* _Work to do_: Copy each line of the data below exactly, leaving out pictures.

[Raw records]
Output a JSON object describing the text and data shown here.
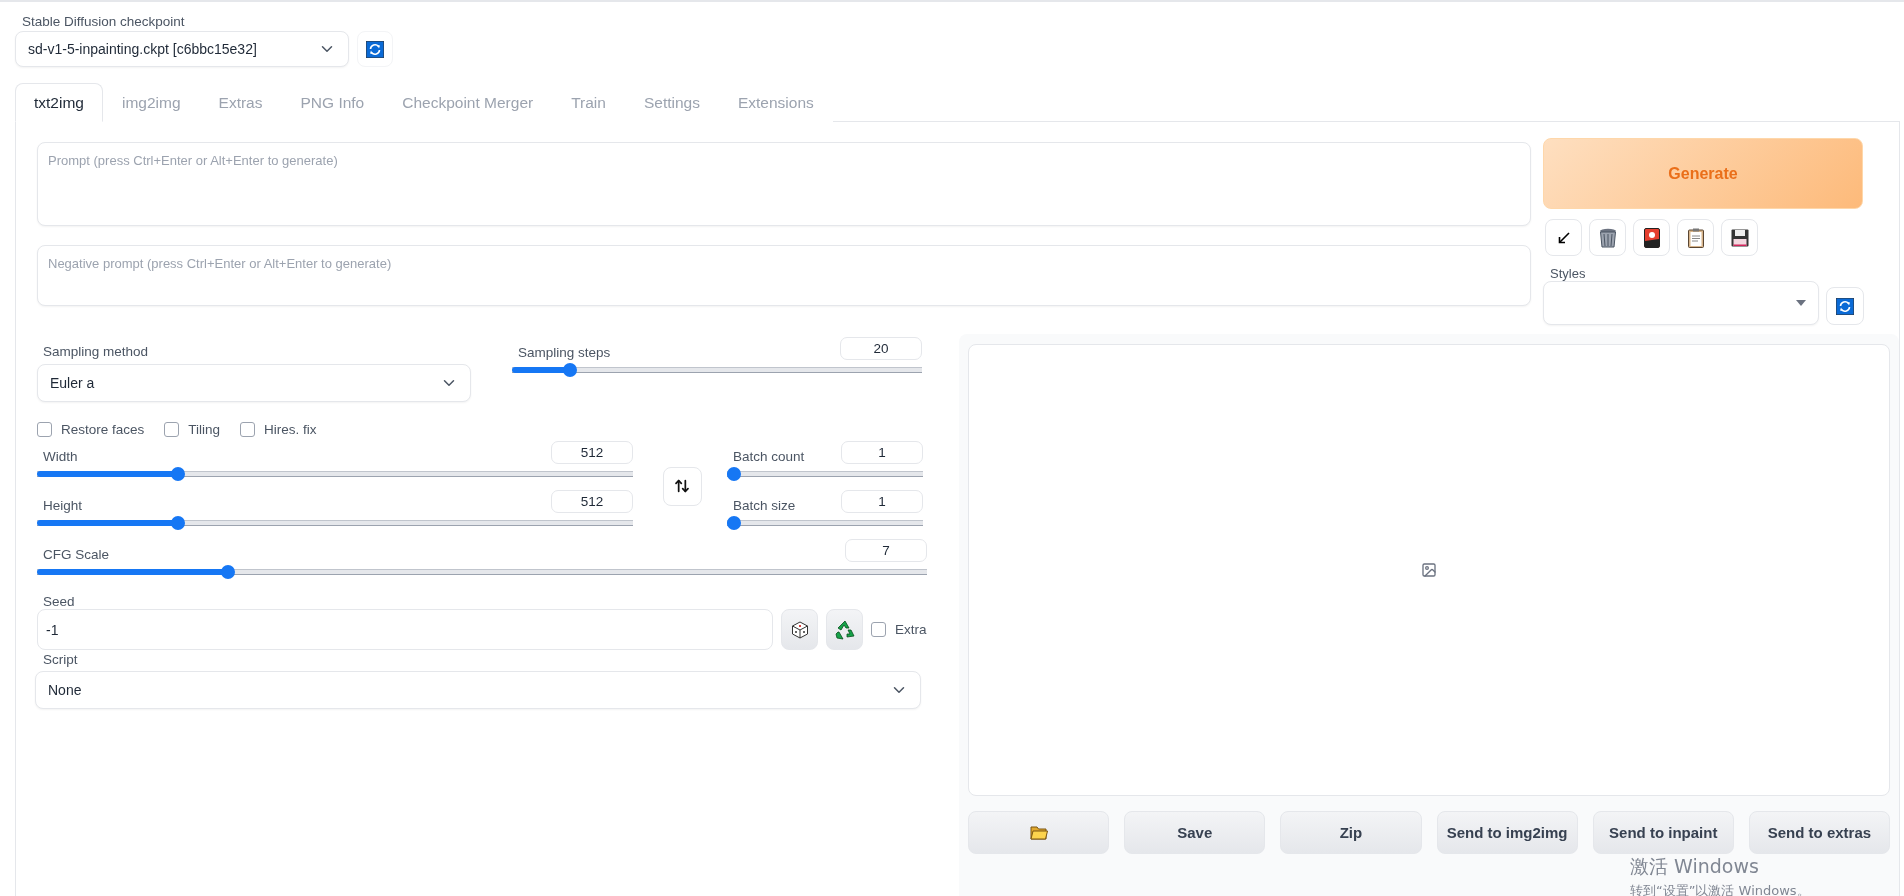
{
  "checkpoint": {
    "label": "Stable Diffusion checkpoint",
    "value": "sd-v1-5-inpainting.ckpt [c6bbc15e32]"
  },
  "tabs": [
    {
      "label": "txt2img",
      "selected": true
    },
    {
      "label": "img2img",
      "selected": false
    },
    {
      "label": "Extras",
      "selected": false
    },
    {
      "label": "PNG Info",
      "selected": false
    },
    {
      "label": "Checkpoint Merger",
      "selected": false
    },
    {
      "label": "Train",
      "selected": false
    },
    {
      "label": "Settings",
      "selected": false
    },
    {
      "label": "Extensions",
      "selected": false
    }
  ],
  "prompt": {
    "placeholder": "Prompt (press Ctrl+Enter or Alt+Enter to generate)"
  },
  "negative_prompt": {
    "placeholder": "Negative prompt (press Ctrl+Enter or Alt+Enter to generate)"
  },
  "generate": "Generate",
  "styles": {
    "label": "Styles"
  },
  "sampling_method": {
    "label": "Sampling method",
    "value": "Euler a"
  },
  "sampling_steps": {
    "label": "Sampling steps",
    "value": "20",
    "level": 0.13
  },
  "checkboxes": [
    {
      "label": "Restore faces",
      "checked": false
    },
    {
      "label": "Tiling",
      "checked": false
    },
    {
      "label": "Hires. fix",
      "checked": false
    }
  ],
  "width": {
    "label": "Width",
    "value": "512",
    "level": 0.23
  },
  "height": {
    "label": "Height",
    "value": "512",
    "level": 0.23
  },
  "batch_count": {
    "label": "Batch count",
    "value": "1",
    "level": 0
  },
  "batch_size": {
    "label": "Batch size",
    "value": "1",
    "level": 0
  },
  "cfg_scale": {
    "label": "CFG Scale",
    "value": "7",
    "level": 0.21
  },
  "seed": {
    "label": "Seed",
    "value": "-1"
  },
  "extra": {
    "label": "Extra",
    "checked": false
  },
  "script": {
    "label": "Script",
    "value": "None"
  },
  "gallery_buttons": [
    "Save",
    "Zip",
    "Send to img2img",
    "Send to inpaint",
    "Send to extras"
  ],
  "activation_notice": {
    "title": "激活 Windows",
    "text": "转到“设置”以激活 Windows。"
  }
}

* _Response below_:
Output a JSON object describing the text and data shown here.
{
  "checkpoint": {
    "label": "Stable Diffusion checkpoint",
    "value": "sd-v1-5-inpainting.ckpt [c6bbc15e32]"
  },
  "tabs": [
    {
      "label": "txt2img",
      "selected": true
    },
    {
      "label": "img2img",
      "selected": false
    },
    {
      "label": "Extras",
      "selected": false
    },
    {
      "label": "PNG Info",
      "selected": false
    },
    {
      "label": "Checkpoint Merger",
      "selected": false
    },
    {
      "label": "Train",
      "selected": false
    },
    {
      "label": "Settings",
      "selected": false
    },
    {
      "label": "Extensions",
      "selected": false
    }
  ],
  "prompt": {
    "placeholder": "Prompt (press Ctrl+Enter or Alt+Enter to generate)"
  },
  "negative_prompt": {
    "placeholder": "Negative prompt (press Ctrl+Enter or Alt+Enter to generate)"
  },
  "generate": "Generate",
  "styles": {
    "label": "Styles"
  },
  "sampling_method": {
    "label": "Sampling method",
    "value": "Euler a"
  },
  "sampling_steps": {
    "label": "Sampling steps",
    "value": "20",
    "level": 0.13
  },
  "checkboxes": [
    {
      "label": "Restore faces",
      "checked": false
    },
    {
      "label": "Tiling",
      "checked": false
    },
    {
      "label": "Hires. fix",
      "checked": false
    }
  ],
  "width": {
    "label": "Width",
    "value": "512",
    "level": 0.23
  },
  "height": {
    "label": "Height",
    "value": "512",
    "level": 0.23
  },
  "batch_count": {
    "label": "Batch count",
    "value": "1",
    "level": 0
  },
  "batch_size": {
    "label": "Batch size",
    "value": "1",
    "level": 0
  },
  "cfg_scale": {
    "label": "CFG Scale",
    "value": "7",
    "level": 0.21
  },
  "seed": {
    "label": "Seed",
    "value": "-1"
  },
  "extra": {
    "label": "Extra",
    "checked": false
  },
  "script": {
    "label": "Script",
    "value": "None"
  },
  "gallery_buttons": [
    "Save",
    "Zip",
    "Send to img2img",
    "Send to inpaint",
    "Send to extras"
  ],
  "activation_notice": {
    "title": "激活 Windows",
    "text": "转到“设置”以激活 Windows。"
  }
}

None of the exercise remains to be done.